BEGIN Information given

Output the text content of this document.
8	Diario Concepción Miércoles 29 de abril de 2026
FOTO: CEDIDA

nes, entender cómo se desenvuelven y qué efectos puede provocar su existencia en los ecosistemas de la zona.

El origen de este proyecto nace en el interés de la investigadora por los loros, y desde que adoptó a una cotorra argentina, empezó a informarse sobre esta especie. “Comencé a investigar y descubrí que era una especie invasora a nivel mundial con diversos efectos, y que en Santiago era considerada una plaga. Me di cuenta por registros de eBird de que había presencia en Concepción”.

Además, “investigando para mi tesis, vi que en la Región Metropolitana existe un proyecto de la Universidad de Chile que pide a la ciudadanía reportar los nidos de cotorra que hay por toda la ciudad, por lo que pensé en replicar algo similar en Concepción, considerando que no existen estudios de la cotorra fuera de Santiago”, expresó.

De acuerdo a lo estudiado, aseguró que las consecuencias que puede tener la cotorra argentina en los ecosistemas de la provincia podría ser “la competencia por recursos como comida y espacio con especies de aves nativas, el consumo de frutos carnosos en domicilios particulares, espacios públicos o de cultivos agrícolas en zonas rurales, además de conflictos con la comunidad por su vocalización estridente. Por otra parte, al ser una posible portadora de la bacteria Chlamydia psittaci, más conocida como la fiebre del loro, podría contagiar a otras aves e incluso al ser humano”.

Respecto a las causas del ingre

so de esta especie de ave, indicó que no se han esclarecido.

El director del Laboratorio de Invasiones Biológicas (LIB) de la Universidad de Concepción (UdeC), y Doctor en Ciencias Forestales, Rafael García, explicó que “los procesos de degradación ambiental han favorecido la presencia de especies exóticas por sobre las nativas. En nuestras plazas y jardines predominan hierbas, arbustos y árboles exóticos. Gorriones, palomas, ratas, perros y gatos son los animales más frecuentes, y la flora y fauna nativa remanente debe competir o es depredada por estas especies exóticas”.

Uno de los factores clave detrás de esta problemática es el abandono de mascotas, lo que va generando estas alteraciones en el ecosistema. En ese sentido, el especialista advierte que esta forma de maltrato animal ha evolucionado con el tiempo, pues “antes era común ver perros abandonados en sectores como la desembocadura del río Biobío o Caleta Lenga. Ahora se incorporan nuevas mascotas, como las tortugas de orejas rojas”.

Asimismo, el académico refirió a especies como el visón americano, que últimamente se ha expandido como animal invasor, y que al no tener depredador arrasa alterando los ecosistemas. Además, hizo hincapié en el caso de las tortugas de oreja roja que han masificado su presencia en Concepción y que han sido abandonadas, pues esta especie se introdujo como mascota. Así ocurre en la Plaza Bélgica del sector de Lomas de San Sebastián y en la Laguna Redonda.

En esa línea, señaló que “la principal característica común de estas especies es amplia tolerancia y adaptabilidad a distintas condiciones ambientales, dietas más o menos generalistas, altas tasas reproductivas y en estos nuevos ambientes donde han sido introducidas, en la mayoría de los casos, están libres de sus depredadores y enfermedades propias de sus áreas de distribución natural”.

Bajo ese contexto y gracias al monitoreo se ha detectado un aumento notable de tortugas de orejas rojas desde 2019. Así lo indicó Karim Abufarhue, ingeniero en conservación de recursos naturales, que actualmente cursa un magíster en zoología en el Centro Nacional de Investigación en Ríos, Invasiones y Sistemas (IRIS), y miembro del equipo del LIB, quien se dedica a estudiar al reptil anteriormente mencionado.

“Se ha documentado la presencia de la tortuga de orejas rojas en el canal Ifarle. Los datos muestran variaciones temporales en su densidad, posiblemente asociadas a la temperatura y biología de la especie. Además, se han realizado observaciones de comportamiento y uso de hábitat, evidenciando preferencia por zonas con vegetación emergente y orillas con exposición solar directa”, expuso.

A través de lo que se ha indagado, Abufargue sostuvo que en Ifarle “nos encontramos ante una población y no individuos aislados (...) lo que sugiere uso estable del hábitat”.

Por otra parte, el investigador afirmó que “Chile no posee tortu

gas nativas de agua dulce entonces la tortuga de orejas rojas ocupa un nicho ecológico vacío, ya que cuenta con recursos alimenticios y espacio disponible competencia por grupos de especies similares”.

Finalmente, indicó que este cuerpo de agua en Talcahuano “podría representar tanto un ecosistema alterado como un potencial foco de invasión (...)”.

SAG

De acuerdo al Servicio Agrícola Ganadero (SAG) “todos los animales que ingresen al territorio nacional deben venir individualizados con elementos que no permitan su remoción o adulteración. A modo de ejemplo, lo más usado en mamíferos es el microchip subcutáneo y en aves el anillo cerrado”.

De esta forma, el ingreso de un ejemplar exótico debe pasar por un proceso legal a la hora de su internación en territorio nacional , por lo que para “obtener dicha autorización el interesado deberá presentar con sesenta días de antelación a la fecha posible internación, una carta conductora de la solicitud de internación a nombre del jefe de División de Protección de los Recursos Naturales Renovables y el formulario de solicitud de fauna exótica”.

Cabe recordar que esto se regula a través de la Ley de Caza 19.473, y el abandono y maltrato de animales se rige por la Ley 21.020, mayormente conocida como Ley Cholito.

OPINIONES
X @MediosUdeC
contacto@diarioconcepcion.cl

END Information given

▶ **How to complete this task**
Start to finish, restate the records above word for word.

▶ **Written solution**
Output the text content of this document.
8	Diario Concepción Miércoles 29 de abril de 2026
FOTO: CEDIDA

nes, entender cómo se desenvuelven y qué efectos puede provocar su existencia en los ecosistemas de la zona.

El origen de este proyecto nace en el interés de la investigadora por los loros, y desde que adoptó a una cotorra argentina, empezó a informarse sobre esta especie. “Comencé a investigar y descubrí que era una especie invasora a nivel mundial con diversos efectos, y que en Santiago era considerada una plaga. Me di cuenta por registros de eBird de que había presencia en Concepción”.

Además, “investigando para mi tesis, vi que en la Región Metropolitana existe un proyecto de la Universidad de Chile que pide a la ciudadanía reportar los nidos de cotorra que hay por toda la ciudad, por lo que pensé en replicar algo similar en Concepción, considerando que no existen estudios de la cotorra fuera de Santiago”, expresó.

De acuerdo a lo estudiado, aseguró que las consecuencias que puede tener la cotorra argentina en los ecosistemas de la provincia podría ser “la competencia por recursos como comida y espacio con especies de aves nativas, el consumo de frutos carnosos en domicilios particulares, espacios públicos o de cultivos agrícolas en zonas rurales, además de conflictos con la comunidad por su vocalización estridente. Por otra parte, al ser una posible portadora de la bacteria Chlamydia psittaci, más conocida como la fiebre del loro, podría contagiar a otras aves e incluso al ser humano”.

Respecto a las causas del ingre

so de esta especie de ave, indicó que no se han esclarecido.

El director del Laboratorio de Invasiones Biológicas (LIB) de la Universidad de Concepción (UdeC), y Doctor en Ciencias Forestales, Rafael García, explicó que “los procesos de degradación ambiental han favorecido la presencia de especies exóticas por sobre las nativas. En nuestras plazas y jardines predominan hierbas, arbustos y árboles exóticos. Gorriones, palomas, ratas, perros y gatos son los animales más frecuentes, y la flora y fauna nativa remanente debe competir o es depredada por estas especies exóticas”.

Uno de los factores clave detrás de esta problemática es el abandono de mascotas, lo que va generando estas alteraciones en el ecosistema. En ese sentido, el especialista advierte que esta forma de maltrato animal ha evolucionado con el tiempo, pues “antes era común ver perros abandonados en sectores como la desembocadura del río Biobío o Caleta Lenga. Ahora se incorporan nuevas mascotas, como las tortugas de orejas rojas”.

Asimismo, el académico refirió a especies como el visón americano, que últimamente se ha expandido como animal invasor, y que al no tener depredador arrasa alterando los ecosistemas. Además, hizo hincapié en el caso de las tortugas de oreja roja que han masificado su presencia en Concepción y que han sido abandonadas, pues esta especie se introdujo como mascota. Así ocurre en la Plaza Bélgica del sector de Lomas de San Sebastián y en la Laguna Redonda.

En esa línea, señaló que “la principal característica común de estas especies es amplia tolerancia y adaptabilidad a distintas condiciones ambientales, dietas más o menos generalistas, altas tasas reproductivas y en estos nuevos ambientes donde han sido introducidas, en la mayoría de los casos, están libres de sus depredadores y enfermedades propias de sus áreas de distribución natural”.

Bajo ese contexto y gracias al monitoreo se ha detectado un aumento notable de tortugas de orejas rojas desde 2019. Así lo indicó Karim Abufarhue, ingeniero en conservación de recursos naturales, que actualmente cursa un magíster en zoología en el Centro Nacional de Investigación en Ríos, Invasiones y Sistemas (IRIS), y miembro del equipo del LIB, quien se dedica a estudiar al reptil anteriormente mencionado.

“Se ha documentado la presencia de la tortuga de orejas rojas en el canal Ifarle. Los datos muestran variaciones temporales en su densidad, posiblemente asociadas a la temperatura y biología de la especie. Además, se han realizado observaciones de comportamiento y uso de hábitat, evidenciando preferencia por zonas con vegetación emergente y orillas con exposición solar directa”, expuso.

A través de lo que se ha indagado, Abufargue sostuvo que en Ifarle “nos encontramos ante una población y no individuos aislados (...) lo que sugiere uso estable del hábitat”.

Por otra parte, el investigador afirmó que “Chile no posee tortu

gas nativas de agua dulce entonces la tortuga de orejas rojas ocupa un nicho ecológico vacío, ya que cuenta con recursos alimenticios y espacio disponible competencia por grupos de especies similares”.

Finalmente, indicó que este cuerpo de agua en Talcahuano “podría representar tanto un ecosistema alterado como un potencial foco de invasión (...)”.

SAG

De acuerdo al Servicio Agrícola Ganadero (SAG) “todos los animales que ingresen al territorio nacional deben venir individualizados con elementos que no permitan su remoción o adulteración. A modo de ejemplo, lo más usado en mamíferos es el microchip subcutáneo y en aves el anillo cerrado”.

De esta forma, el ingreso de un ejemplar exótico debe pasar por un proceso legal a la hora de su internación en territorio nacional , por lo que para “obtener dicha autorización el interesado deberá presentar con sesenta días de antelación a la fecha posible internación, una carta conductora de la solicitud de internación a nombre del jefe de División de Protección de los Recursos Naturales Renovables y el formulario de solicitud de fauna exótica”.

Cabe recordar que esto se regula a través de la Ley de Caza 19.473, y el abandono y maltrato de animales se rige por la Ley 21.020, mayormente conocida como Ley Cholito.

OPINIONES
X @MediosUdeC
contacto@diarioconcepcion.cl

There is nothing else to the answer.